THE EXERCISE:
Give the number of lines that include the word "Pfalz", and nothing else.

RECORDS TO PROCESS:
--

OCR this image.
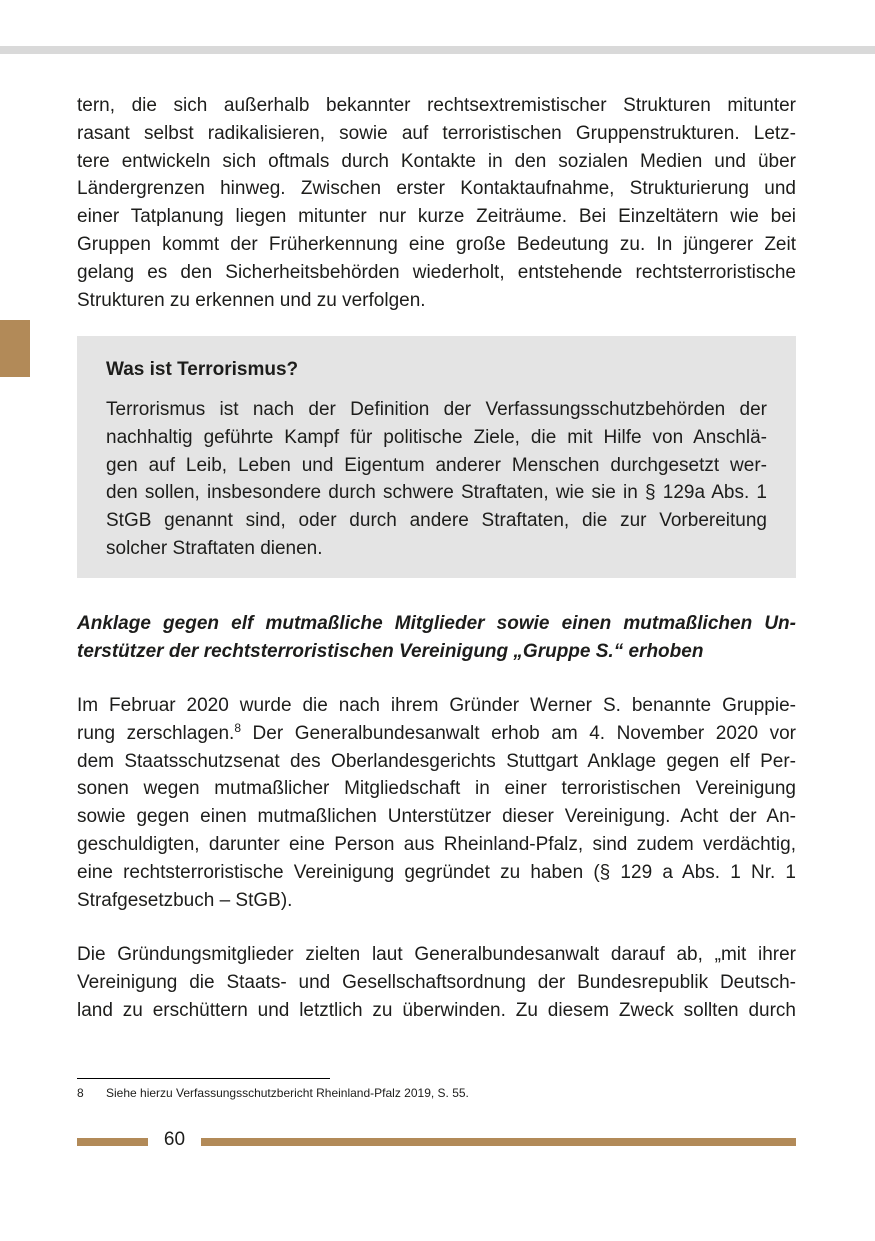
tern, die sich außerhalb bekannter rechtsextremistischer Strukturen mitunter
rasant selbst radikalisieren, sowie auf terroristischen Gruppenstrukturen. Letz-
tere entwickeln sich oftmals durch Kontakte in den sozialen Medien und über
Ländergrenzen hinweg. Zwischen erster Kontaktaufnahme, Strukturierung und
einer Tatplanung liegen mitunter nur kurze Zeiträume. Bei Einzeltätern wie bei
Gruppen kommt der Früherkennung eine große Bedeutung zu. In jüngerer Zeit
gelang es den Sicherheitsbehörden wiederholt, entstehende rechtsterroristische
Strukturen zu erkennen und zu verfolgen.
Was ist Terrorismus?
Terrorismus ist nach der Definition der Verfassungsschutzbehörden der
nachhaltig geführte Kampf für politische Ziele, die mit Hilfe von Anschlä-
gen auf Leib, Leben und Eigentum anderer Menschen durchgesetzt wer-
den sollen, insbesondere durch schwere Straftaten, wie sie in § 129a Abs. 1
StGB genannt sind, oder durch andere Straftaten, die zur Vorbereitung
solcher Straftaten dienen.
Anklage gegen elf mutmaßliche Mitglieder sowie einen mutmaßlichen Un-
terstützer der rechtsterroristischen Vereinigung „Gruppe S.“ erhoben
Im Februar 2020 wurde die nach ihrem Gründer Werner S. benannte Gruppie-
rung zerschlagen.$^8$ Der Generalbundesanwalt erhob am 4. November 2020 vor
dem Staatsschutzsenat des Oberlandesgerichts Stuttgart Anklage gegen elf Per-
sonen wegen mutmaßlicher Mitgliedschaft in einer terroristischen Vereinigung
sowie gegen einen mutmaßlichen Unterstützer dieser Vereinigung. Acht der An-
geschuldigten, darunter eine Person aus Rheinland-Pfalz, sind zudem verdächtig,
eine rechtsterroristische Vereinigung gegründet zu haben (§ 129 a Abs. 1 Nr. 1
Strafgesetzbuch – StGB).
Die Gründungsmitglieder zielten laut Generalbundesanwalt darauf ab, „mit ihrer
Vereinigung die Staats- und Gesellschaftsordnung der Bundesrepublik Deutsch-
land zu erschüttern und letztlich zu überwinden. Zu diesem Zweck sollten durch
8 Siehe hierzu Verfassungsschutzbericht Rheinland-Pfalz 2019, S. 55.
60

--

SOLUTION FOR THIS EXERCISE:
2